- To do
Could you extract, verbatim, every line of the data between the line holding "x-tick-label: J — [282, 244, 287, 254]" and the line holding "y-tick-label: 48 — [92, 202, 104, 215]", including both of those lines?

- Recorded information
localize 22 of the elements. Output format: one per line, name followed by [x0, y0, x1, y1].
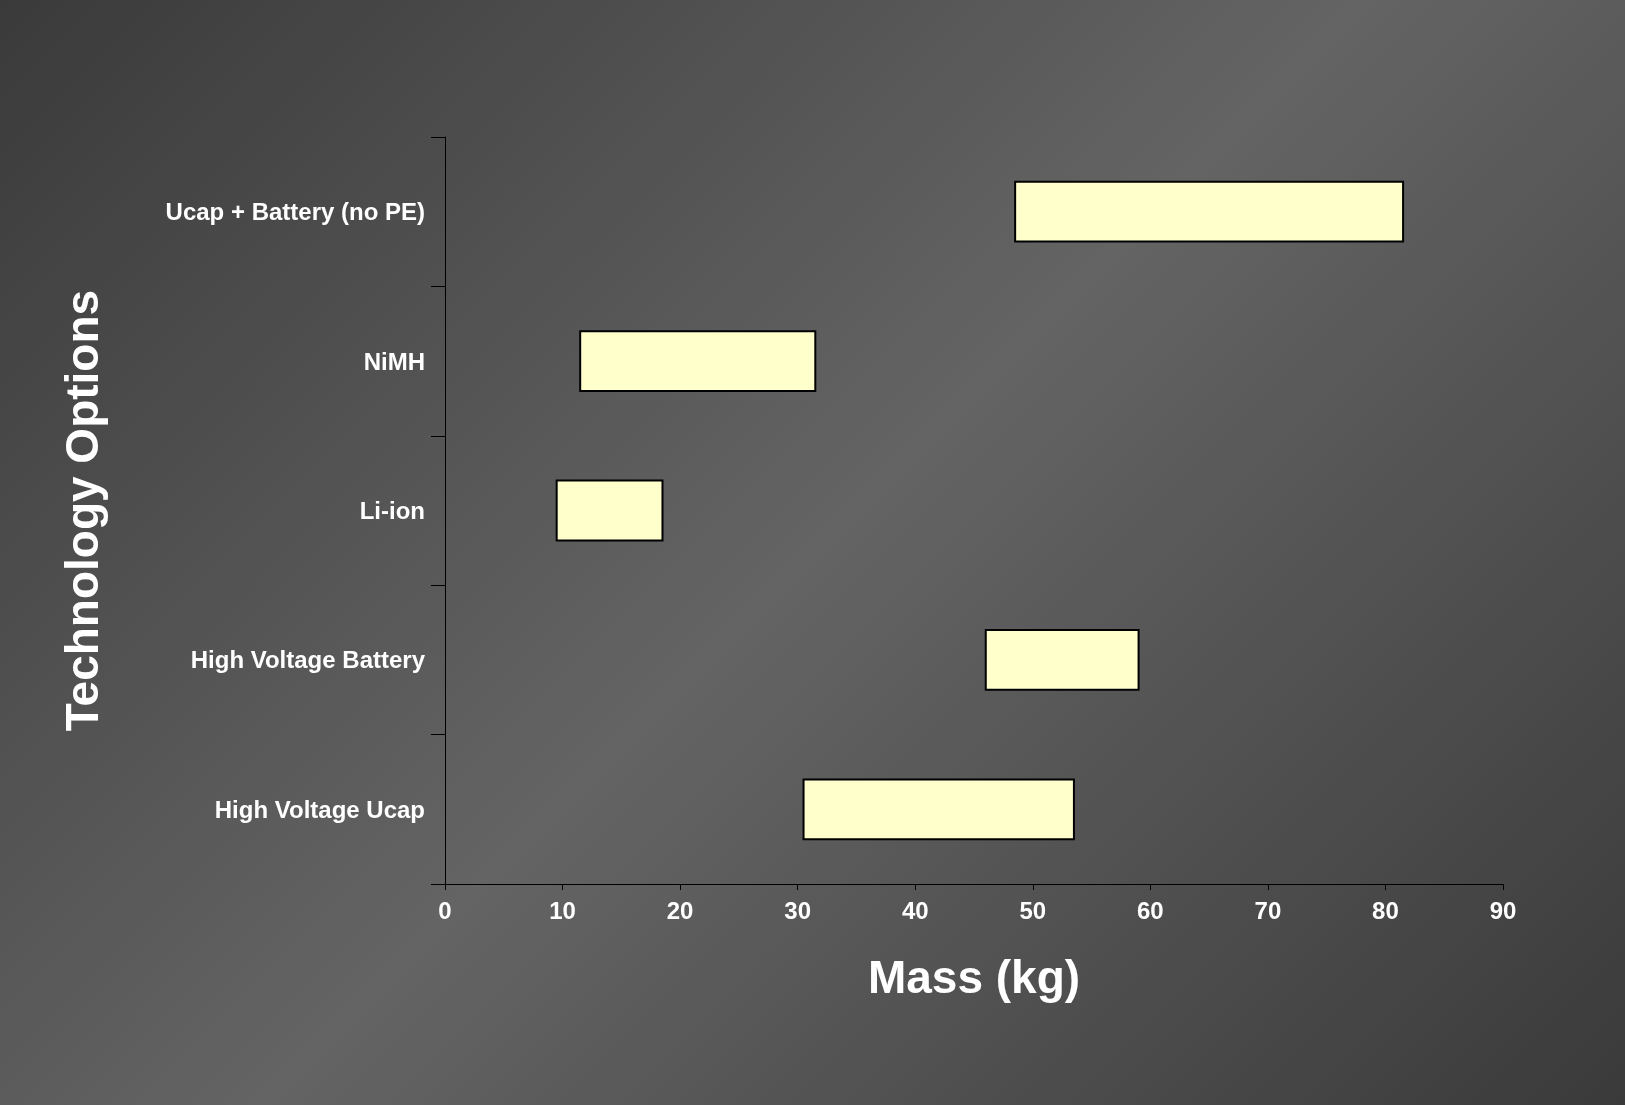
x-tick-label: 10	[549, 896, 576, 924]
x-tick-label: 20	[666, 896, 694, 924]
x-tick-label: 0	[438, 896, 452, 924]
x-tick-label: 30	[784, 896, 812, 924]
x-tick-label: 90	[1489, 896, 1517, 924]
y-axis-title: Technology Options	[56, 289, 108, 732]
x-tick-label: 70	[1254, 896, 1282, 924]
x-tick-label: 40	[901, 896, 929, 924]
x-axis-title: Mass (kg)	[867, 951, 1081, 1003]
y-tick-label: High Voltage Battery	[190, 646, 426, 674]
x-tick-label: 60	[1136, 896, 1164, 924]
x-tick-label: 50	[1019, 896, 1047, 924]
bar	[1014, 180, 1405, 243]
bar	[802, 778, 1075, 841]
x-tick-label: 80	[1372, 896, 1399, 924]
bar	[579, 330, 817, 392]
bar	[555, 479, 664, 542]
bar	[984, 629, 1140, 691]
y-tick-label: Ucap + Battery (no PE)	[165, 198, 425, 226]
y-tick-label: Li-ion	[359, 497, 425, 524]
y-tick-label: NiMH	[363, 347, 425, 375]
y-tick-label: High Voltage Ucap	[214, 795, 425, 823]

---

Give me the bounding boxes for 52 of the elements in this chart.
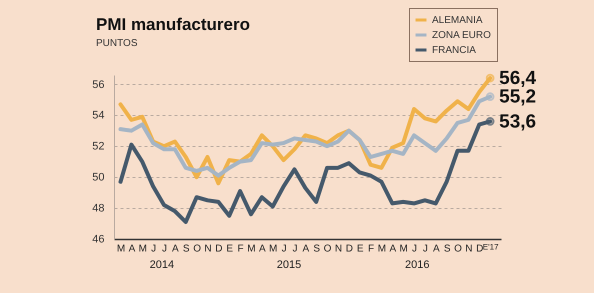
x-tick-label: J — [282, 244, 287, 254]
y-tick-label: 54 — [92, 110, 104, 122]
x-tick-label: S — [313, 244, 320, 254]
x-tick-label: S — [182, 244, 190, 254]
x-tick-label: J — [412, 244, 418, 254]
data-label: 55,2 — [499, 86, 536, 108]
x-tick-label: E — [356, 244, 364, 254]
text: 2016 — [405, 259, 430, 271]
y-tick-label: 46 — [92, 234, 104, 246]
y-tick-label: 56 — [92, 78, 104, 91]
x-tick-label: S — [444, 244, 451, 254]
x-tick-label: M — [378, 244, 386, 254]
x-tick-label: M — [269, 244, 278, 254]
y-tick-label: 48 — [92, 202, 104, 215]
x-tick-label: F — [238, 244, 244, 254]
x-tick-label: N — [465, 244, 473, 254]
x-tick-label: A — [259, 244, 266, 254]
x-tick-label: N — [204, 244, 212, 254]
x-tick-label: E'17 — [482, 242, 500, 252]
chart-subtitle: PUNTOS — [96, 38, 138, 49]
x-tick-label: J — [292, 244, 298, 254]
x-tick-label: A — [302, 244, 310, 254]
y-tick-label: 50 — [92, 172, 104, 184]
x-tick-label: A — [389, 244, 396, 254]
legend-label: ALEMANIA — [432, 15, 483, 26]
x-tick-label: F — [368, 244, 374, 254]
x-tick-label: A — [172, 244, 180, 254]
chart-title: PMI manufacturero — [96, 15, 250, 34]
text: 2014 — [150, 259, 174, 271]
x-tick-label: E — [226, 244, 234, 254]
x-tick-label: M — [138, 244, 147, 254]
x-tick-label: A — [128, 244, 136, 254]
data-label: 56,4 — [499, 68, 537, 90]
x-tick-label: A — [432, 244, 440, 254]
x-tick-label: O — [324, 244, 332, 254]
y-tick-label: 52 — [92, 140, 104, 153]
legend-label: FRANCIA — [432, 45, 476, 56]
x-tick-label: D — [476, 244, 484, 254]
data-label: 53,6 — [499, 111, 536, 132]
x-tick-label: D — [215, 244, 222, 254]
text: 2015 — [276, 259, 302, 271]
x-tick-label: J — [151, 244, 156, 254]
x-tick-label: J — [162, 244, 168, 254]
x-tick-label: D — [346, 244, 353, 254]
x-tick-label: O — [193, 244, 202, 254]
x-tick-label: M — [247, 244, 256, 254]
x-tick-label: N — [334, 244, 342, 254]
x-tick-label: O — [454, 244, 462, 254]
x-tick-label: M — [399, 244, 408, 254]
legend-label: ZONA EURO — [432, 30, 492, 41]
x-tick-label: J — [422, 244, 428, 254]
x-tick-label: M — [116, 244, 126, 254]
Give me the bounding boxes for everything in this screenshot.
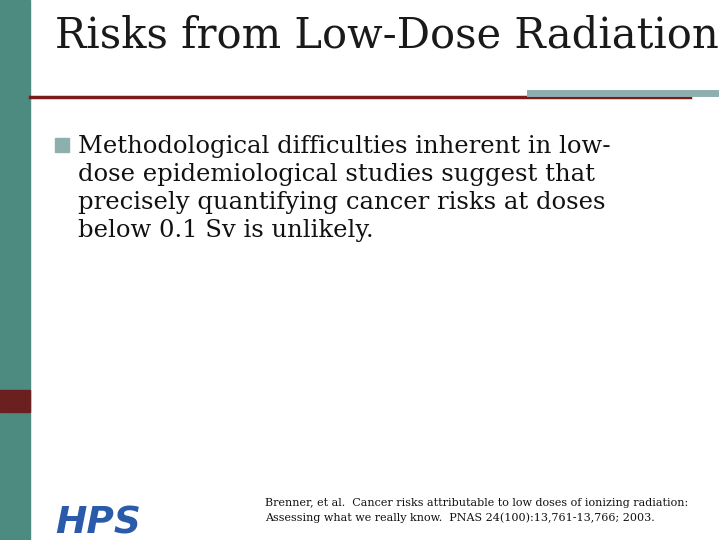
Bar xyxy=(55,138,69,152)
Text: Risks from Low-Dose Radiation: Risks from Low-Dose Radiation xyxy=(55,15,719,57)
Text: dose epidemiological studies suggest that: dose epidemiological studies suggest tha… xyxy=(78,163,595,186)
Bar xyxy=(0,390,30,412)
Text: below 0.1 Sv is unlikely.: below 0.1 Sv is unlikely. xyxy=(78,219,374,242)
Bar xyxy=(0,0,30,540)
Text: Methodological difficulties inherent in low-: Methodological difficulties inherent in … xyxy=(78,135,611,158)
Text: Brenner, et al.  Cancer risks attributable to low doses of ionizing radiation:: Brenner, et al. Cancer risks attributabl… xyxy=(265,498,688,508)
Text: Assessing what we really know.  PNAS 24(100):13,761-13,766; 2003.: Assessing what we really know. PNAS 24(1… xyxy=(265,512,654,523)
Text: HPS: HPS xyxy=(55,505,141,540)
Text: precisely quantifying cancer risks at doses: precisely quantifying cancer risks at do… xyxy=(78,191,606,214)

- Written answer
x-tick-label: J — [282, 244, 287, 254]
y-tick-label: 54 — [92, 110, 104, 122]
x-tick-label: S — [313, 244, 320, 254]
x-tick-label: S — [182, 244, 190, 254]
x-tick-label: J — [412, 244, 418, 254]
data-label: 55,2 — [499, 86, 536, 108]
x-tick-label: E — [356, 244, 364, 254]
text: 2016 — [405, 259, 430, 271]
y-tick-label: 46 — [92, 234, 104, 246]
y-tick-label: 56 — [92, 78, 104, 91]
x-tick-label: S — [444, 244, 451, 254]
x-tick-label: M — [378, 244, 386, 254]
x-tick-label: M — [269, 244, 278, 254]
y-tick-label: 48 — [92, 202, 104, 215]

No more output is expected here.